**Do this**. Answer with nothing except the number of lines that contain the word "NBTS".

Data extracted from a collection
::::
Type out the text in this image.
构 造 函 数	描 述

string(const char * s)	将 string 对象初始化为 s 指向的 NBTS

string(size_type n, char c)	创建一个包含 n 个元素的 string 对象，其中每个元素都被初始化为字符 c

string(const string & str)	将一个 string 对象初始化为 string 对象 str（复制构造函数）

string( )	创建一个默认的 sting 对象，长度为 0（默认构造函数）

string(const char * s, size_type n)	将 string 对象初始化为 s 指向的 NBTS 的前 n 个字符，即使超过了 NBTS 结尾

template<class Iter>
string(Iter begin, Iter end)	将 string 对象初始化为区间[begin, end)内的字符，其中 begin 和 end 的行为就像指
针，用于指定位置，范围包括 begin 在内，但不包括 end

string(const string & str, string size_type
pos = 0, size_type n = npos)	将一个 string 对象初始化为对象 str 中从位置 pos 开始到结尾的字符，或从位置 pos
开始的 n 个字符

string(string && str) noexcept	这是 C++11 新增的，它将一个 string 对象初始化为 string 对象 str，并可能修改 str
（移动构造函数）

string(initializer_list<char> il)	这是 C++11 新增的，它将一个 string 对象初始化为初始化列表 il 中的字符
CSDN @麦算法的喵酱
::::
**Result of the exercise**. 2